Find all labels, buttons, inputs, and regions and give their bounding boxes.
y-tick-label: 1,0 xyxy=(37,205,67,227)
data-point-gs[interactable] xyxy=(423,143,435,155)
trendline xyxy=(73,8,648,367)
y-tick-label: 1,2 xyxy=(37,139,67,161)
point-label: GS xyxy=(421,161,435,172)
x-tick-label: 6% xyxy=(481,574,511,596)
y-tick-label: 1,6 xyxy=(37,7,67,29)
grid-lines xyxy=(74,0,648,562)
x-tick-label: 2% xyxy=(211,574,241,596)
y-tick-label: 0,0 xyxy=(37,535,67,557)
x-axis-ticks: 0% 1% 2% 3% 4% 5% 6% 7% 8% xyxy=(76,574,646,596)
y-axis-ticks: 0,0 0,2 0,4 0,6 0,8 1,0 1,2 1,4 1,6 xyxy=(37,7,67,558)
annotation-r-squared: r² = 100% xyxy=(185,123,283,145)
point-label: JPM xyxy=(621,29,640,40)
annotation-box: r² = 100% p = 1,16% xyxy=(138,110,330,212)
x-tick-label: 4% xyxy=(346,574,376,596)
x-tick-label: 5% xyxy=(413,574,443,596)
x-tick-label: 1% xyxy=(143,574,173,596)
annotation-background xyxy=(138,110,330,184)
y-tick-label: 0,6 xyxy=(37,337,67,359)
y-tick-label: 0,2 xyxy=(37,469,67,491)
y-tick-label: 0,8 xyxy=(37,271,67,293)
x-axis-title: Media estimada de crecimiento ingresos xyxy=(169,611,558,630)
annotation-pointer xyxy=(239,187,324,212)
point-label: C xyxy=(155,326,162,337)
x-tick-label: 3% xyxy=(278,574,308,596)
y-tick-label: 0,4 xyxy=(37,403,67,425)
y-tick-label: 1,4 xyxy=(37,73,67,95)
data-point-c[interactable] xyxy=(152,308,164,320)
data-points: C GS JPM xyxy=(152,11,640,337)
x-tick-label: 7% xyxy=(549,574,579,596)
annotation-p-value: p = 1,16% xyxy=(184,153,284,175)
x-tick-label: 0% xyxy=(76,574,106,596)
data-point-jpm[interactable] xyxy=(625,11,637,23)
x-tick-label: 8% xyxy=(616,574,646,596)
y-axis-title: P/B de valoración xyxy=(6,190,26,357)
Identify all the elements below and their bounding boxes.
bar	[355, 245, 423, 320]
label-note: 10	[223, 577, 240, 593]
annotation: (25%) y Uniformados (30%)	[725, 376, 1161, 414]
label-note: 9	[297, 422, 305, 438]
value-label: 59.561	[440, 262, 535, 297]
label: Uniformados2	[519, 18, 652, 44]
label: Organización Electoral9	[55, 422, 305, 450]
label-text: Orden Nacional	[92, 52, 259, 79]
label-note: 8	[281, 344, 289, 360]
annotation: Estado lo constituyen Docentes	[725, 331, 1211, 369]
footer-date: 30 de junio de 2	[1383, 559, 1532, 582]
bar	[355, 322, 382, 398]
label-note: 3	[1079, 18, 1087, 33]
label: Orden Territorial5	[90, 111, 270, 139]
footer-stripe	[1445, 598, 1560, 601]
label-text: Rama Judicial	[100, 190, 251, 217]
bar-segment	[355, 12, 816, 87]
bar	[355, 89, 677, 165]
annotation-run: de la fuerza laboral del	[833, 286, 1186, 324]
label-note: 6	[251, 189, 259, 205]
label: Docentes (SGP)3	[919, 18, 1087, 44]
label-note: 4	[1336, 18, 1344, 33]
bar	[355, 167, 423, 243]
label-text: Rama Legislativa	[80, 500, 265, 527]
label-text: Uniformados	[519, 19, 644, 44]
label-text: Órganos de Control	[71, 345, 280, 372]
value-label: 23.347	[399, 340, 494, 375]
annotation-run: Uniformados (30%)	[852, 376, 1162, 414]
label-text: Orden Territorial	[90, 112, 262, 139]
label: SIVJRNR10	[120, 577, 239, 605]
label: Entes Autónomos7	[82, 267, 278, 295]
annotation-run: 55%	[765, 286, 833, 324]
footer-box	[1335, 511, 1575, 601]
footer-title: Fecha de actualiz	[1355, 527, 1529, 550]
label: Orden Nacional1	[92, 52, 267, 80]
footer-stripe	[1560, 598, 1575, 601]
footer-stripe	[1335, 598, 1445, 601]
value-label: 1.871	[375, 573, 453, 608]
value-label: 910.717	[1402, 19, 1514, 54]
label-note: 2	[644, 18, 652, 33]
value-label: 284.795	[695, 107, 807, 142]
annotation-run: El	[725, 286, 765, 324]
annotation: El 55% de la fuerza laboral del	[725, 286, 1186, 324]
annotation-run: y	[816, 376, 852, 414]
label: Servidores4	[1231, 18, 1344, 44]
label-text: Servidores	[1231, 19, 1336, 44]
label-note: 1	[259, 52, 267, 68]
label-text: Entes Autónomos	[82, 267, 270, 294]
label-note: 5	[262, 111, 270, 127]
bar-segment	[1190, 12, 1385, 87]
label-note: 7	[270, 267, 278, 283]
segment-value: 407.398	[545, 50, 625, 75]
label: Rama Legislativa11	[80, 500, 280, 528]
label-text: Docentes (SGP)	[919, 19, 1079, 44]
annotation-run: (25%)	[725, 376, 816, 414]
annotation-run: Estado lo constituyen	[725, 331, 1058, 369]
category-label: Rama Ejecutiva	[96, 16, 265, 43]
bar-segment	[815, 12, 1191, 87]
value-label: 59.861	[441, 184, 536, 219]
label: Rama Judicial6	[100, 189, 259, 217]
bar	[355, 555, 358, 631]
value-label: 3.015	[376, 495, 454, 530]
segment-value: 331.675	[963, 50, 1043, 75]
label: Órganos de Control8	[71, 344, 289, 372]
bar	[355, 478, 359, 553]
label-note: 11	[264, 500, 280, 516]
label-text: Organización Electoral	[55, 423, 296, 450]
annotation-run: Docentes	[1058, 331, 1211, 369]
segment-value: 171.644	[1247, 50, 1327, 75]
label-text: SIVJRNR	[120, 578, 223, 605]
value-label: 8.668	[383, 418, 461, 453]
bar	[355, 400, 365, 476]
____
- **Written request**
Reproduce every line of the records, swapping "bounding boxes" for "coordinates" and changing nothing else.

- **Written answer**
Find all labels, buttons, inputs, and regions and give their coordinates.
y-tick-label: 1,0 xyxy=(37,205,67,227)
data-point-gs[interactable] xyxy=(423,143,435,155)
trendline xyxy=(73,8,648,367)
y-tick-label: 1,2 xyxy=(37,139,67,161)
point-label: GS xyxy=(421,161,435,172)
x-tick-label: 6% xyxy=(481,574,511,596)
y-tick-label: 1,6 xyxy=(37,7,67,29)
grid-lines xyxy=(74,0,648,562)
x-tick-label: 2% xyxy=(211,574,241,596)
y-tick-label: 0,0 xyxy=(37,535,67,557)
x-axis-ticks: 0% 1% 2% 3% 4% 5% 6% 7% 8% xyxy=(76,574,646,596)
y-axis-ticks: 0,0 0,2 0,4 0,6 0,8 1,0 1,2 1,4 1,6 xyxy=(37,7,67,558)
annotation-r-squared: r² = 100% xyxy=(185,123,283,145)
point-label: JPM xyxy=(621,29,640,40)
annotation-box: r² = 100% p = 1,16% xyxy=(138,110,330,212)
x-tick-label: 4% xyxy=(346,574,376,596)
x-tick-label: 5% xyxy=(413,574,443,596)
x-tick-label: 1% xyxy=(143,574,173,596)
annotation-background xyxy=(138,110,330,184)
y-tick-label: 0,6 xyxy=(37,337,67,359)
y-tick-label: 0,2 xyxy=(37,469,67,491)
y-tick-label: 0,8 xyxy=(37,271,67,293)
x-axis-title: Media estimada de crecimiento ingresos xyxy=(169,611,558,630)
annotation-pointer xyxy=(239,187,324,212)
point-label: C xyxy=(155,326,162,337)
x-tick-label: 3% xyxy=(278,574,308,596)
y-tick-label: 0,4 xyxy=(37,403,67,425)
y-tick-label: 1,4 xyxy=(37,73,67,95)
data-point-c[interactable] xyxy=(152,308,164,320)
data-points: C GS JPM xyxy=(152,11,640,337)
x-tick-label: 7% xyxy=(549,574,579,596)
annotation-p-value: p = 1,16% xyxy=(184,153,284,175)
x-tick-label: 0% xyxy=(76,574,106,596)
data-point-jpm[interactable] xyxy=(625,11,637,23)
x-tick-label: 8% xyxy=(616,574,646,596)
y-axis-title: P/B de valoración xyxy=(6,190,26,357)
Identify all the elements below and their coordinates.
bar	[355, 245, 423, 320]
label-note: 10	[223, 577, 240, 593]
annotation: (25%) y Uniformados (30%)	[725, 376, 1161, 414]
label-note: 9	[297, 422, 305, 438]
value-label: 59.561	[440, 262, 535, 297]
label: Uniformados2	[519, 18, 652, 44]
label: Organización Electoral9	[55, 422, 305, 450]
label-text: Orden Nacional	[92, 52, 259, 79]
label-note: 8	[281, 344, 289, 360]
annotation: Estado lo constituyen Docentes	[725, 331, 1211, 369]
footer-date: 30 de junio de 2	[1383, 559, 1532, 582]
bar	[355, 322, 382, 398]
label-note: 3	[1079, 18, 1087, 33]
label: Orden Territorial5	[90, 111, 270, 139]
footer-stripe	[1445, 598, 1560, 601]
label-text: Rama Judicial	[100, 190, 251, 217]
bar-segment	[355, 12, 816, 87]
bar	[355, 89, 677, 165]
annotation-run: de la fuerza laboral del	[833, 286, 1186, 324]
label-note: 6	[251, 189, 259, 205]
label: Docentes (SGP)3	[919, 18, 1087, 44]
label-note: 4	[1336, 18, 1344, 33]
bar	[355, 167, 423, 243]
label-text: Rama Legislativa	[80, 500, 265, 527]
label-text: Uniformados	[519, 19, 644, 44]
label-text: Órganos de Control	[71, 345, 280, 372]
value-label: 23.347	[399, 340, 494, 375]
annotation-run: Uniformados (30%)	[852, 376, 1162, 414]
label-text: Orden Territorial	[90, 112, 262, 139]
label: SIVJRNR10	[120, 577, 239, 605]
label: Entes Autónomos7	[82, 267, 278, 295]
annotation-run: 55%	[765, 286, 833, 324]
footer-box	[1335, 511, 1575, 601]
footer-title: Fecha de actualiz	[1355, 527, 1529, 550]
label: Orden Nacional1	[92, 52, 267, 80]
footer-stripe	[1560, 598, 1575, 601]
footer-stripe	[1335, 598, 1445, 601]
value-label: 1.871	[375, 573, 453, 608]
value-label: 910.717	[1402, 19, 1514, 54]
label-note: 2	[644, 18, 652, 33]
value-label: 284.795	[695, 107, 807, 142]
annotation-run: El	[725, 286, 765, 324]
annotation: El 55% de la fuerza laboral del	[725, 286, 1186, 324]
annotation-run: y	[816, 376, 852, 414]
label: Servidores4	[1231, 18, 1344, 44]
label-text: Servidores	[1231, 19, 1336, 44]
label-note: 1	[259, 52, 267, 68]
label-text: Entes Autónomos	[82, 267, 270, 294]
label-note: 5	[262, 111, 270, 127]
bar-segment	[1190, 12, 1385, 87]
label-note: 7	[270, 267, 278, 283]
segment-value: 407.398	[545, 50, 625, 75]
label: Rama Legislativa11	[80, 500, 280, 528]
label-text: Docentes (SGP)	[919, 19, 1079, 44]
annotation-run: (25%)	[725, 376, 816, 414]
annotation-run: Estado lo constituyen	[725, 331, 1058, 369]
category-label: Rama Ejecutiva	[96, 16, 265, 43]
bar-segment	[815, 12, 1191, 87]
value-label: 59.861	[441, 184, 536, 219]
label: Rama Judicial6	[100, 189, 259, 217]
bar	[355, 555, 358, 631]
value-label: 3.015	[376, 495, 454, 530]
segment-value: 331.675	[963, 50, 1043, 75]
label: Órganos de Control8	[71, 344, 289, 372]
bar	[355, 478, 359, 553]
label-note: 11	[264, 500, 280, 516]
label-text: Organización Electoral	[55, 423, 296, 450]
annotation-run: Docentes	[1058, 331, 1211, 369]
segment-value: 171.644	[1247, 50, 1327, 75]
label-text: SIVJRNR	[120, 578, 223, 605]
value-label: 8.668	[383, 418, 461, 453]
bar	[355, 400, 365, 476]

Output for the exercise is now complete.